[Data excerpts]
□ □ □ □ □

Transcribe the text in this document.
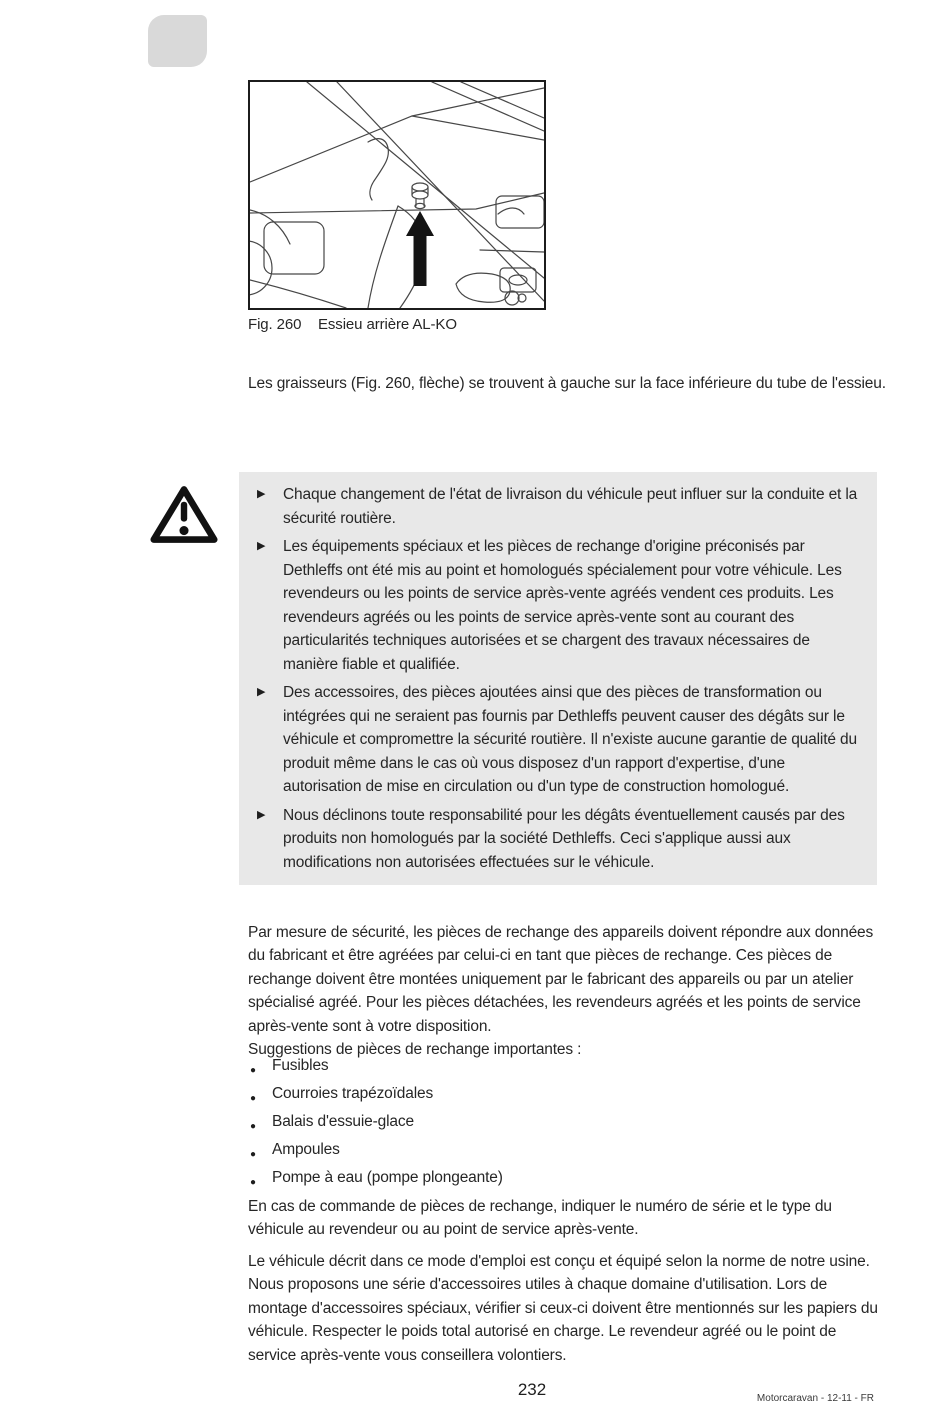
Fig. 260	Essieu arrière AL-KO

Les graisseurs (Fig. 260, flèche) se trouvent à gauche sur la face inférieure du tube de l'essieu.

▶	Chaque changement de l'état de livraison du véhicule peut influer sur la conduite et la sécurité routière.
▶	Les équipements spéciaux et les pièces de rechange d'origine préconisés par Dethleffs ont été mis au point et homologués spécialement pour votre véhicule. Les revendeurs ou les points de service après-vente agréés vendent ces produits. Les revendeurs agréés ou les points de service après-vente sont au courant des particularités techniques autorisées et se chargent des travaux nécessaires de manière fiable et qualifiée.
▶	Des accessoires, des pièces ajoutées ainsi que des pièces de transformation ou intégrées qui ne seraient pas fournis par Dethleffs peuvent causer des dégâts sur le véhicule et compromettre la sécurité routière. Il n'existe aucune garantie de qualité du produit même dans le cas où vous disposez d'un rapport d'expertise, d'une autorisation de mise en circulation ou d'un type de construction homologué.
▶	Nous déclinons toute responsabilité pour les dégâts éventuellement causés par des produits non homologués par la société Dethleffs. Ceci s'applique aussi aux modifications non autorisées effectuées sur le véhicule.

Par mesure de sécurité, les pièces de rechange des appareils doivent répondre aux données du fabricant et être agréées par celui-ci en tant que pièces de rechange. Ces pièces de rechange doivent être montées uniquement par le fabricant des appareils ou par un atelier spécialisé agréé. Pour les pièces détachées, les revendeurs agréés et les points de service après-vente sont à votre disposition.

Suggestions de pièces de rechange importantes :

●	Fusibles
●	Courroies trapézoïdales
●	Balais d'essuie-glace
●	Ampoules
●	Pompe à eau (pompe plongeante)

En cas de commande de pièces de rechange, indiquer le numéro de série et le type du véhicule au revendeur ou au point de service après-vente.

Le véhicule décrit dans ce mode d'emploi est conçu et équipé selon la norme de notre usine. Nous proposons une série d'accessoires utiles à chaque domaine d'utilisation. Lors de montage d'accessoires spéciaux, vérifier si ceux-ci doivent être mentionnés sur les papiers du véhicule. Respecter le poids total autorisé en charge. Le revendeur agréé ou le point de service après-vente vous conseillera volontiers.

232	Motorcaravan - 12-11 - FR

□ □ □ □ □

### To be done
Extract every line of the records above that contains the word "après".

### Task solution
▶	Les équipements spéciaux et les pièces de rechange d'origine préconisés par Dethleffs ont été mis au point et homologués spécialement pour votre véhicule. Les revendeurs ou les points de service après-vente agréés vendent ces produits. Les revendeurs agréés ou les points de service après-vente sont au courant des particularités techniques autorisées et se chargent des travaux nécessaires de manière fiable et qualifiée.
Par mesure de sécurité, les pièces de rechange des appareils doivent répondre aux données du fabricant et être agréées par celui-ci en tant que pièces de rechange. Ces pièces de rechange doivent être montées uniquement par le fabricant des appareils ou par un atelier spécialisé agréé. Pour les pièces détachées, les revendeurs agréés et les points de service après-vente sont à votre disposition.
En cas de commande de pièces de rechange, indiquer le numéro de série et le type du véhicule au revendeur ou au point de service après-vente.
Le véhicule décrit dans ce mode d'emploi est conçu et équipé selon la norme de notre usine. Nous proposons une série d'accessoires utiles à chaque domaine d'utilisation. Lors de montage d'accessoires spéciaux, vérifier si ceux-ci doivent être mentionnés sur les papiers du véhicule. Respecter le poids total autorisé en charge. Le revendeur agréé ou le point de service après-vente vous conseillera volontiers.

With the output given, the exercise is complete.